◆ Short exercise ◆
Retype the listing that follows, exactly as written.

◆ Data ◆
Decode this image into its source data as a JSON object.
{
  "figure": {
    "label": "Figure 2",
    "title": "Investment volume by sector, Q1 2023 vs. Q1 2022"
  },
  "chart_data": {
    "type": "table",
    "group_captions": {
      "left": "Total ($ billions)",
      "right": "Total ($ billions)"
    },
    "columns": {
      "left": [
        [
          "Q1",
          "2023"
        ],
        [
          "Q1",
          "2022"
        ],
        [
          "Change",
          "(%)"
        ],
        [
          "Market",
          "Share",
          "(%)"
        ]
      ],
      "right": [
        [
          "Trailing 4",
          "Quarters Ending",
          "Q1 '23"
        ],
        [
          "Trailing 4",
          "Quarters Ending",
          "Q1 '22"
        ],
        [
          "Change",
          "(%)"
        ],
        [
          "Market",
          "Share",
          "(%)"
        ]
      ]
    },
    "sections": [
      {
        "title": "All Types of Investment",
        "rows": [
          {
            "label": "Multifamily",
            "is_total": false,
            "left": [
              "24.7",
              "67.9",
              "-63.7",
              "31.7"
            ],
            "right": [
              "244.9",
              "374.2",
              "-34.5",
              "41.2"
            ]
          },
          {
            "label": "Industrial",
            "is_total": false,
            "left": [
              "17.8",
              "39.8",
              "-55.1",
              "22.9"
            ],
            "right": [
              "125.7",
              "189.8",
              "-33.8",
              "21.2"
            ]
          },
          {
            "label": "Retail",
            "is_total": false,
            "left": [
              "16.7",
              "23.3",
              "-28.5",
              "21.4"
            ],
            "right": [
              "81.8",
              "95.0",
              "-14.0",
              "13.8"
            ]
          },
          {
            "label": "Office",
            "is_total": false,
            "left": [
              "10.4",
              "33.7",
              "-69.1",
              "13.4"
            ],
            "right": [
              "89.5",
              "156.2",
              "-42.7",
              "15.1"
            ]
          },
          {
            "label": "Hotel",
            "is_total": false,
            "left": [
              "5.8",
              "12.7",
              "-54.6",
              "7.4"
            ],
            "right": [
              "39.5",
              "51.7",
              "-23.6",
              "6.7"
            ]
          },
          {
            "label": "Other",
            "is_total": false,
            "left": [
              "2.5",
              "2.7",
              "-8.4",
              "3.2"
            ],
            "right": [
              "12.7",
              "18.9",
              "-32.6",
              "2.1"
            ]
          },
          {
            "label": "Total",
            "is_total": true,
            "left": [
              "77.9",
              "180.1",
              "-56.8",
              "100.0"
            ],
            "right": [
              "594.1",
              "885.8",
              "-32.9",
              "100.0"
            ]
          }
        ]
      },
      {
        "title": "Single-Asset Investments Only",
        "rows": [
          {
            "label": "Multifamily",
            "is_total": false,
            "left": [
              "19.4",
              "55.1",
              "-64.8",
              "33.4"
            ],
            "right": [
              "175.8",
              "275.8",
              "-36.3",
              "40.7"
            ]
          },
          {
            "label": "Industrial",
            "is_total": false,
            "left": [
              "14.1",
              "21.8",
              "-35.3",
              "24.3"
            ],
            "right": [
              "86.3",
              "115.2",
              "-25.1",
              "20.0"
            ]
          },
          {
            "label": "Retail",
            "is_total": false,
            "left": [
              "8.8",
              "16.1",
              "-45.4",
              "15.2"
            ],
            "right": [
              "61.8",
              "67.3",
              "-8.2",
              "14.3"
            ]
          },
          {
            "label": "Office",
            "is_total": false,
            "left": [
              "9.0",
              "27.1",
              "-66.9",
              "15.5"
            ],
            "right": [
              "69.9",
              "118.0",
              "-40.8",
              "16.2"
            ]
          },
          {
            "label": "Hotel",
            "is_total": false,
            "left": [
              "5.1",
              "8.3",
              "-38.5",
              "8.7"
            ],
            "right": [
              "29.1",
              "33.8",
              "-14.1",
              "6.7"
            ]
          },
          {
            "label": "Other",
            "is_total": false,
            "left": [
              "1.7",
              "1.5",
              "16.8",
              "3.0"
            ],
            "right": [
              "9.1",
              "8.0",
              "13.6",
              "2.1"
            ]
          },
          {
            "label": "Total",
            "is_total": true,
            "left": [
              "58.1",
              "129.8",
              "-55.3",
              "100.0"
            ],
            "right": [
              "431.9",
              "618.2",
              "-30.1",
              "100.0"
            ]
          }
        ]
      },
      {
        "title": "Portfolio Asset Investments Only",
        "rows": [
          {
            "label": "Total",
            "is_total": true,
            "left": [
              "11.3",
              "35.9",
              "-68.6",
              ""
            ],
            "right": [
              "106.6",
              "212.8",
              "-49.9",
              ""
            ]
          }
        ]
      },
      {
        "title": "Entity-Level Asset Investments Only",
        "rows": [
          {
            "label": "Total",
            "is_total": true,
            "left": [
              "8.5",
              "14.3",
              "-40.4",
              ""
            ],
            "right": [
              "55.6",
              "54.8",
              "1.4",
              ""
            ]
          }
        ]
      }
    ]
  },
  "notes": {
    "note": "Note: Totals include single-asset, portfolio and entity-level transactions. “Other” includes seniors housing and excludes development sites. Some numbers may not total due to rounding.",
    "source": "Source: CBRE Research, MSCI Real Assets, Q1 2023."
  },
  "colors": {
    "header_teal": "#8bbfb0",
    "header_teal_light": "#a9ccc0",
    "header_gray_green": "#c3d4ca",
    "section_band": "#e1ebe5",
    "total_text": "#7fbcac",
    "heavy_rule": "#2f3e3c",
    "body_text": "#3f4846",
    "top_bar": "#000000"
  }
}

◆ Exercise output ◆
Decode this image into its source data as a JSON object.
{
  "figure": {
    "label": "Figure 2",
    "title": "Investment volume by sector, Q1 2023 vs. Q1 2022"
  },
  "chart_data": {
    "type": "table",
    "group_captions": {
      "left": "Total ($ billions)",
      "right": "Total ($ billions)"
    },
    "columns": {
      "left": [
        [
          "Q1",
          "2023"
        ],
        [
          "Q1",
          "2022"
        ],
        [
          "Change",
          "(%)"
        ],
        [
          "Market",
          "Share",
          "(%)"
        ]
      ],
      "right": [
        [
          "Trailing 4",
          "Quarters Ending",
          "Q1 '23"
        ],
        [
          "Trailing 4",
          "Quarters Ending",
          "Q1 '22"
        ],
        [
          "Change",
          "(%)"
        ],
        [
          "Market",
          "Share",
          "(%)"
        ]
      ]
    },
    "sections": [
      {
        "title": "All Types of Investment",
        "rows": [
          {
            "label": "Multifamily",
            "is_total": false,
            "left": [
              "24.7",
              "67.9",
              "-63.7",
              "31.7"
            ],
            "right": [
              "244.9",
              "374.2",
              "-34.5",
              "41.2"
            ]
          },
          {
            "label": "Industrial",
            "is_total": false,
            "left": [
              "17.8",
              "39.8",
              "-55.1",
              "22.9"
            ],
            "right": [
              "125.7",
              "189.8",
              "-33.8",
              "21.2"
            ]
          },
          {
            "label": "Retail",
            "is_total": false,
            "left": [
              "16.7",
              "23.3",
              "-28.5",
              "21.4"
            ],
            "right": [
              "81.8",
              "95.0",
              "-14.0",
              "13.8"
            ]
          },
          {
            "label": "Office",
            "is_total": false,
            "left": [
              "10.4",
              "33.7",
              "-69.1",
              "13.4"
            ],
            "right": [
              "89.5",
              "156.2",
              "-42.7",
              "15.1"
            ]
          },
          {
            "label": "Hotel",
            "is_total": false,
            "left": [
              "5.8",
              "12.7",
              "-54.6",
              "7.4"
            ],
            "right": [
              "39.5",
              "51.7",
              "-23.6",
              "6.7"
            ]
          },
          {
            "label": "Other",
            "is_total": false,
            "left": [
              "2.5",
              "2.7",
              "-8.4",
              "3.2"
            ],
            "right": [
              "12.7",
              "18.9",
              "-32.6",
              "2.1"
            ]
          },
          {
            "label": "Total",
            "is_total": true,
            "left": [
              "77.9",
              "180.1",
              "-56.8",
              "100.0"
            ],
            "right": [
              "594.1",
              "885.8",
              "-32.9",
              "100.0"
            ]
          }
        ]
      },
      {
        "title": "Single-Asset Investments Only",
        "rows": [
          {
            "label": "Multifamily",
            "is_total": false,
            "left": [
              "19.4",
              "55.1",
              "-64.8",
              "33.4"
            ],
            "right": [
              "175.8",
              "275.8",
              "-36.3",
              "40.7"
            ]
          },
          {
            "label": "Industrial",
            "is_total": false,
            "left": [
              "14.1",
              "21.8",
              "-35.3",
              "24.3"
            ],
            "right": [
              "86.3",
              "115.2",
              "-25.1",
              "20.0"
            ]
          },
          {
            "label": "Retail",
            "is_total": false,
            "left": [
              "8.8",
              "16.1",
              "-45.4",
              "15.2"
            ],
            "right": [
              "61.8",
              "67.3",
              "-8.2",
              "14.3"
            ]
          },
          {
            "label": "Office",
            "is_total": false,
            "left": [
              "9.0",
              "27.1",
              "-66.9",
              "15.5"
            ],
            "right": [
              "69.9",
              "118.0",
              "-40.8",
              "16.2"
            ]
          },
          {
            "label": "Hotel",
            "is_total": false,
            "left": [
              "5.1",
              "8.3",
              "-38.5",
              "8.7"
            ],
            "right": [
              "29.1",
              "33.8",
              "-14.1",
              "6.7"
            ]
          },
          {
            "label": "Other",
            "is_total": false,
            "left": [
              "1.7",
              "1.5",
              "16.8",
              "3.0"
            ],
            "right": [
              "9.1",
              "8.0",
              "13.6",
              "2.1"
            ]
          },
          {
            "label": "Total",
            "is_total": true,
            "left": [
              "58.1",
              "129.8",
              "-55.3",
              "100.0"
            ],
            "right": [
              "431.9",
              "618.2",
              "-30.1",
              "100.0"
            ]
          }
        ]
      },
      {
        "title": "Portfolio Asset Investments Only",
        "rows": [
          {
            "label": "Total",
            "is_total": true,
            "left": [
              "11.3",
              "35.9",
              "-68.6",
              ""
            ],
            "right": [
              "106.6",
              "212.8",
              "-49.9",
              ""
            ]
          }
        ]
      },
      {
        "title": "Entity-Level Asset Investments Only",
        "rows": [
          {
            "label": "Total",
            "is_total": true,
            "left": [
              "8.5",
              "14.3",
              "-40.4",
              ""
            ],
            "right": [
              "55.6",
              "54.8",
              "1.4",
              ""
            ]
          }
        ]
      }
    ]
  },
  "notes": {
    "note": "Note: Totals include single-asset, portfolio and entity-level transactions. “Other” includes seniors housing and excludes development sites. Some numbers may not total due to rounding.",
    "source": "Source: CBRE Research, MSCI Real Assets, Q1 2023."
  },
  "colors": {
    "header_teal": "#8bbfb0",
    "header_teal_light": "#a9ccc0",
    "header_gray_green": "#c3d4ca",
    "section_band": "#e1ebe5",
    "total_text": "#7fbcac",
    "heavy_rule": "#2f3e3c",
    "body_text": "#3f4846",
    "top_bar": "#000000"
  }
}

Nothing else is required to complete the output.